Excerpted passage -
......
Each year, roughly 74 per cent of the world’s businesses are targeted by cyber attacks, with the rising cost of these attacks expected to reach $3 trillion by 2020, according to experts.
As more and more businesses move to the cloud it becomes increasingly important to ensure that both data and the privacy of users are effectively protected from external threats.
The analyst firm Gartner projects that the public cloud services market will grow to nearly $385bn in 2020 and companies like Microsoft are aggressively researching technological advances to enhance cloud security.
Unlike the wider internet, the cloud has the advantage of being built from the ground up with privacy and security in mind.
“One of the fundamental things people should realise about cloud service providers is that security and compliance is really core,” said Doug Cahill, a senior cybersecurity analyst with the consulting firm Enterprise Strategy Group.
“It isn’t an option for their business. It is their business.”
The cloud presents an opportunity to do security better, and Microsoft says it is working on the tools achieve this. One such tool, the Intelligent Security Graph, provides a blanket immunity across the company’s suite of products: when Microsoft detects a threat to Azure, Office 365 or another service running on its cloud platform, every other service on that platform benefits from that knowledge.
Hundreds of gigabytes of telemetry are added to the Intelligent Security Graph every second, and it then uses machine learning to analyse the data and improve its security defences, honing its responses and eliminating false positives, while continually learning to spot new signs of attack over time.
Microsoft uses this same machine learning branch of artificial intelligence to increase security around passwords.
......
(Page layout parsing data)
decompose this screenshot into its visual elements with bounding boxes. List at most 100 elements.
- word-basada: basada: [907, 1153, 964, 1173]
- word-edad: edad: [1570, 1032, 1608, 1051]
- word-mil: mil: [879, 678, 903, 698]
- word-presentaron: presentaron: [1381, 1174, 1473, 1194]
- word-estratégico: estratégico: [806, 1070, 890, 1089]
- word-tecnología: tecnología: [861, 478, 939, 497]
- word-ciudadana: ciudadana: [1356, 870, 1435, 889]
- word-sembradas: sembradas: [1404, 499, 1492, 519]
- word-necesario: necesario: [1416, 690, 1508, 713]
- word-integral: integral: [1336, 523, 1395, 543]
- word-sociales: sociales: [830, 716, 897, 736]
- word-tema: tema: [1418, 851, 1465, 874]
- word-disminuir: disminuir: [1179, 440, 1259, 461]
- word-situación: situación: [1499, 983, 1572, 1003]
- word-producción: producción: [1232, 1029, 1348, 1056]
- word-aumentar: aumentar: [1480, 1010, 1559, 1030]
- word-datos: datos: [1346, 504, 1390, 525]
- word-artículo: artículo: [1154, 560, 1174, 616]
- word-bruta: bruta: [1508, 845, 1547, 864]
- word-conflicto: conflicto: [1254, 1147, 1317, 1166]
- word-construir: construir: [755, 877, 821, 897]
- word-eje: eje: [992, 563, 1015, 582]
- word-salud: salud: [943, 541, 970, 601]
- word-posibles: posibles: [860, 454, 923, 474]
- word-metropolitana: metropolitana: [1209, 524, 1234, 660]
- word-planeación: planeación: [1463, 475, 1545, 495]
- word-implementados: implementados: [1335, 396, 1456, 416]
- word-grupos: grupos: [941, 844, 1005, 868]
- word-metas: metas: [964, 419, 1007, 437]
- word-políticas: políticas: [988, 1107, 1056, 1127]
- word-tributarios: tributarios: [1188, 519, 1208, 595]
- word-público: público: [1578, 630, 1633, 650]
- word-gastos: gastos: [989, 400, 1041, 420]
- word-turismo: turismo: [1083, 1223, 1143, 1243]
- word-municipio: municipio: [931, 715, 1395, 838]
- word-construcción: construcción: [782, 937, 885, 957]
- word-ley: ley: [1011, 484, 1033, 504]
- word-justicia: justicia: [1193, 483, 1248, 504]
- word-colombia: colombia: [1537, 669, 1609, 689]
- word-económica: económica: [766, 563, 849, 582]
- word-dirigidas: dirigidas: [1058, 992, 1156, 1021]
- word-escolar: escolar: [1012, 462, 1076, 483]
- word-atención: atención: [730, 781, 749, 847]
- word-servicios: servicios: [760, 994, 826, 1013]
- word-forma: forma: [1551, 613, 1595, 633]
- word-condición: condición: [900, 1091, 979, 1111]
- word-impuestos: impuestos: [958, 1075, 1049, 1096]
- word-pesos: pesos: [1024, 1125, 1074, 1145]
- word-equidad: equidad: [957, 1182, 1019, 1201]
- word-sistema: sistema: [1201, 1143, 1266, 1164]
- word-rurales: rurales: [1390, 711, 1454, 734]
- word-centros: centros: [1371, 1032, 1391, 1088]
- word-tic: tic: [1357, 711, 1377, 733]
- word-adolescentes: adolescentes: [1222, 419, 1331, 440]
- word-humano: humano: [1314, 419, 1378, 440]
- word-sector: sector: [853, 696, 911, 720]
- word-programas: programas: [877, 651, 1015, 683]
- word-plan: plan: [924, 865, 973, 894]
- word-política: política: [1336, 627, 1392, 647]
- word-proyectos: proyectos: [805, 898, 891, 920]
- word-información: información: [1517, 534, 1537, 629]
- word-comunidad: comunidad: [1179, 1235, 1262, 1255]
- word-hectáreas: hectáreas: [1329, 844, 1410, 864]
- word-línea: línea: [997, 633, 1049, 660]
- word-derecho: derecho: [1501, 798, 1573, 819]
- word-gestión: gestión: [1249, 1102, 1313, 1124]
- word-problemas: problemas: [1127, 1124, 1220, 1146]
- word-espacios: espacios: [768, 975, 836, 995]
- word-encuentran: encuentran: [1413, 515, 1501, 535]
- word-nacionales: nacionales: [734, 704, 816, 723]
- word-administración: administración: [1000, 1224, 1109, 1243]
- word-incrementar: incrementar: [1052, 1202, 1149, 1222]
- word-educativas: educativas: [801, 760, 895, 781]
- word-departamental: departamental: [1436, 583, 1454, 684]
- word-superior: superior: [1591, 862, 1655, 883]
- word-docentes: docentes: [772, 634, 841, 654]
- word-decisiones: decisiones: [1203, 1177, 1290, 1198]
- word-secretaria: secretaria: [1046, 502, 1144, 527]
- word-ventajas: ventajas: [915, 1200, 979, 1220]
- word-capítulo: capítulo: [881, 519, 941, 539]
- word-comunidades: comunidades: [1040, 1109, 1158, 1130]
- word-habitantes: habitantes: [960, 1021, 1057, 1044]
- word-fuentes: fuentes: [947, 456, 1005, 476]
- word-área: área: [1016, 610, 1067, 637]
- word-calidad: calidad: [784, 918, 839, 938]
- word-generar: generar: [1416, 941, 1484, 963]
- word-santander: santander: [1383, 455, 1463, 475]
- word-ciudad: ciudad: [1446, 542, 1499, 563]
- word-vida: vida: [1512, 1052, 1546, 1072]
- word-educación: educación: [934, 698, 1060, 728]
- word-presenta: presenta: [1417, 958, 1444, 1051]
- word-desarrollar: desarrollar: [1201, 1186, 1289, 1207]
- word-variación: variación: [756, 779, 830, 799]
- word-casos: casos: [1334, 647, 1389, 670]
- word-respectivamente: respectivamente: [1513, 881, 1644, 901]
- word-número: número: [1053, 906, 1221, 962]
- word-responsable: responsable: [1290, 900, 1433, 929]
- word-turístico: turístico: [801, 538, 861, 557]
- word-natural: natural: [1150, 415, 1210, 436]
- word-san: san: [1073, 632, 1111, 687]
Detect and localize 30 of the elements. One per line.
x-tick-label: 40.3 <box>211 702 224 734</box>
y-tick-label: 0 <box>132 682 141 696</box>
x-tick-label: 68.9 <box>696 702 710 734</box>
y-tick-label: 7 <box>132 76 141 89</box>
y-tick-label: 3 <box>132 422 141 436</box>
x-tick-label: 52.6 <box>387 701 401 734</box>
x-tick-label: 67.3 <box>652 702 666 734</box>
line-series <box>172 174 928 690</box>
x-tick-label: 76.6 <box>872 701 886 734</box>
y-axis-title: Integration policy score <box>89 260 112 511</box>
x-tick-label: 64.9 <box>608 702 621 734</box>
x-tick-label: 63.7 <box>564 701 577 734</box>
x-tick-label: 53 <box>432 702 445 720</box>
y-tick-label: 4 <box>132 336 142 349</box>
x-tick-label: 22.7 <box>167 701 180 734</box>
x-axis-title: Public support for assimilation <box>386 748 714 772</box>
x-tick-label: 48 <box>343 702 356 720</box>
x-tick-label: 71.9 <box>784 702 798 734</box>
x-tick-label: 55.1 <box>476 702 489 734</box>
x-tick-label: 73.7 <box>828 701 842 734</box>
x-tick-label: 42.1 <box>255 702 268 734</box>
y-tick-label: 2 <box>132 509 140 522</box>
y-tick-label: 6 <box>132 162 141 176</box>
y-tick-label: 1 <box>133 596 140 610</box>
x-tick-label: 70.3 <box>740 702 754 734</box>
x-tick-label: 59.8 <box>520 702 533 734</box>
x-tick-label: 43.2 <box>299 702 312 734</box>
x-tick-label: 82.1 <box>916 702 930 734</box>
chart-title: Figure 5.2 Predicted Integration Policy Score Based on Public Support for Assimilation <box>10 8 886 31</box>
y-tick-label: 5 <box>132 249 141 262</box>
......
Your instructions -
Change the cloud security text starting with "As more and" and going on through "from external threats.", putting "outside attacks" in place of "external threats".

Answer for the task -
As more and more businesses move to the cloud it becomes increasingly important to ensure that both data and the privacy of users are effectively protected from outside attacks.